___ QUOTED PASSAGE

As some of you might know, we had an outage yesterday. We believe that in every mistake there is something to learn from, so after each outage we are writing post-mortems. Usually we do this internally because the issues we run into are very specific to our infrastructure.
This time we ran into a quite nasty issue which could affect everyone running a linux system with a lot sessions on it and we thought you might be interested to know about that pitfall.
At 4:40pm CEST, we got reports about Yikes
(503/504 errors) on SoundCloud. Around the same time, our monitoring alerted for a high amount of 503s at our caching layer and right after that one of our L7 routing nginx instances was reported down.
We were still able to log into that system. dmesg showed:
Aug 13 14:46:52 ams-mid006.int.s-cloud.net kernel: [8623919.136122] nf_conntrack: table full, dropping packet.
Aug 13 14:46:52 ams-mid006.int.s-cloud.net kernel: [8623919.136138] nf_conntrack: table full, dropping packet.

______

• WRITTEN TASK 1
According to the outage post-mortem, at what time did the first reports of errors come in?
• WRITTEN TASK 2
For each statement, say whether it agrees with the outage post-mortem, and quote the words that decide it: (a) The team usually writes its post-mortems internally. (b) The team could not log into the affected system. (c) Monitoring alerted for a high amount of 503s at the caching layer.
• WRITTEN TASK 3
List every problem the outage post-mortem says was reported or alerted before the team logged into the system.
The rows are separate material and have nothing to do with the outage post-mortem.

___ MATERIAL SHOWN

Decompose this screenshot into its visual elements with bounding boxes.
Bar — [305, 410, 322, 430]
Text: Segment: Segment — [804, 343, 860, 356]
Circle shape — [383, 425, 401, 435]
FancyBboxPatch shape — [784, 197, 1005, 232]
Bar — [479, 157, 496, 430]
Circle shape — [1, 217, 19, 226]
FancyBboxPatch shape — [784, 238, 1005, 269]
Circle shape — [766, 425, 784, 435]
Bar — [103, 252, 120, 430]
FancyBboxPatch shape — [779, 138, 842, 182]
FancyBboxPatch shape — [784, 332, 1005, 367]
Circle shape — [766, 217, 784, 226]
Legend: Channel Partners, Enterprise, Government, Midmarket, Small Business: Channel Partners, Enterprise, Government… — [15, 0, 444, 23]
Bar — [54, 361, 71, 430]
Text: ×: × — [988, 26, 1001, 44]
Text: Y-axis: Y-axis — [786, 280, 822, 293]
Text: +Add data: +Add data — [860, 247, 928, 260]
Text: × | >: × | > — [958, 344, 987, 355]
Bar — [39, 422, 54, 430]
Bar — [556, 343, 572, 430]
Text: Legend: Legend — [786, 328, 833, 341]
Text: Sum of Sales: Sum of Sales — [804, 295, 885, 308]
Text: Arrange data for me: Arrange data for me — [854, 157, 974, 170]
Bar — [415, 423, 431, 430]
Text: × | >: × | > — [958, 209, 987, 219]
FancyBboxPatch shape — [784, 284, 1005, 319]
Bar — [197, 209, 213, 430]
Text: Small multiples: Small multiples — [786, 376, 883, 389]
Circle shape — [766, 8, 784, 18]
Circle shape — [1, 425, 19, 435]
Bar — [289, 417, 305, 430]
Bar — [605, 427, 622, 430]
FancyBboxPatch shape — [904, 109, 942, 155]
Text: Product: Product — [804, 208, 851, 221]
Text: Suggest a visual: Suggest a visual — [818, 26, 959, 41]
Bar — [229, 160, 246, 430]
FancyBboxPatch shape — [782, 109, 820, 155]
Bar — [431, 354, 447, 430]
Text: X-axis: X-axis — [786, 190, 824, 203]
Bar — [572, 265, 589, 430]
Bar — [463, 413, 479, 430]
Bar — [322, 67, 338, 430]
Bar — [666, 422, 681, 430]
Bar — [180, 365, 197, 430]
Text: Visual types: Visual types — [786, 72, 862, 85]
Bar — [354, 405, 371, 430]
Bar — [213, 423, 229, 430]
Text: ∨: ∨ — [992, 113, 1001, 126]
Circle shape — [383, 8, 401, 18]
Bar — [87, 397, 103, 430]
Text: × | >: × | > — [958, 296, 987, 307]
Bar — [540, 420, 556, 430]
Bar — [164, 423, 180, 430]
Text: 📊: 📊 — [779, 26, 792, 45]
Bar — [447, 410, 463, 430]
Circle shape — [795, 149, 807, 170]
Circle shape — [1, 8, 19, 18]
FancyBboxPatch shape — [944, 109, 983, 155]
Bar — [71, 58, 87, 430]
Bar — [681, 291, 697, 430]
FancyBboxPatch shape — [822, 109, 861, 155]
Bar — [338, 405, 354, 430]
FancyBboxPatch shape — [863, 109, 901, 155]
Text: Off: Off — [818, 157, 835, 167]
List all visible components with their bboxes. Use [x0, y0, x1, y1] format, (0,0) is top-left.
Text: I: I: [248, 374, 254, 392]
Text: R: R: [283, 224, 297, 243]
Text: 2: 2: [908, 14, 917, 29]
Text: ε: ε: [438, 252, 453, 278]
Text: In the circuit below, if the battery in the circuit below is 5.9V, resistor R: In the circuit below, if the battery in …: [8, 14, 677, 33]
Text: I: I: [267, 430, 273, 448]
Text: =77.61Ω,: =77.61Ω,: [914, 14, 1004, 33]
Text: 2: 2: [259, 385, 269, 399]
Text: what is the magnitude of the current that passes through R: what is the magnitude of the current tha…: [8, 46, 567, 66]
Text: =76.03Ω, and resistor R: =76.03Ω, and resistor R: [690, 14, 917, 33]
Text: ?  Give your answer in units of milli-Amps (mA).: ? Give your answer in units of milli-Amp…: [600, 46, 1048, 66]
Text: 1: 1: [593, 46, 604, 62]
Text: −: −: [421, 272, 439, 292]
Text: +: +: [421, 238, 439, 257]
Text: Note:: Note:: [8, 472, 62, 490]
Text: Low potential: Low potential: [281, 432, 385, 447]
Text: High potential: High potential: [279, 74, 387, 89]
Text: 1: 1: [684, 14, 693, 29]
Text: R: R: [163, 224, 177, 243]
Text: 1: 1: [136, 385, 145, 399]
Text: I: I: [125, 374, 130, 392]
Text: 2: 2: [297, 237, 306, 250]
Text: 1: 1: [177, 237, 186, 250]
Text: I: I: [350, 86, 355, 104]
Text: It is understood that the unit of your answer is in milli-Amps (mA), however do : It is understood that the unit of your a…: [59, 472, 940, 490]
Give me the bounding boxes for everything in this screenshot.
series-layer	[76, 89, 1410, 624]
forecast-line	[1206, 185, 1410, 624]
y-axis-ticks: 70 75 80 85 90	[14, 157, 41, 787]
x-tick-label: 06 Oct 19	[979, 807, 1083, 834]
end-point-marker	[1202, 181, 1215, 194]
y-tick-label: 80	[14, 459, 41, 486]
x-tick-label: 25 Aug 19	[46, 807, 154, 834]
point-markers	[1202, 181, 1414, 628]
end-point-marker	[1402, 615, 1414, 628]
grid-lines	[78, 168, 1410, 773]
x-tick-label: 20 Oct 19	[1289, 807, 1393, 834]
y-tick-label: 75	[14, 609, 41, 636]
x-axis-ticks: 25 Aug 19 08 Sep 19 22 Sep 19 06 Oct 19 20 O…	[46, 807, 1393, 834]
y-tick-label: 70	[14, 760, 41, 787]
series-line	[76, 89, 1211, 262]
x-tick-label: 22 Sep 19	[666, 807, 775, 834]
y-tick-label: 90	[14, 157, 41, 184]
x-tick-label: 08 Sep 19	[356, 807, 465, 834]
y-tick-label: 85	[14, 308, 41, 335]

______

• SOLUTION 1
At 4:40pm CEST.

• SOLUTION 2
(a) Yes: "Usually we do this internally"
(b) No: "We were still able to log into that system."
(c) Yes: "our monitoring alerted for a high amount of 503s at our caching layer"

• SOLUTION 3
- Reports of Yikes (503/504 errors) on SoundCloud
- A monitoring alert for a high amount of 503s at the caching layer
- One of the L7 routing nginx instances reported down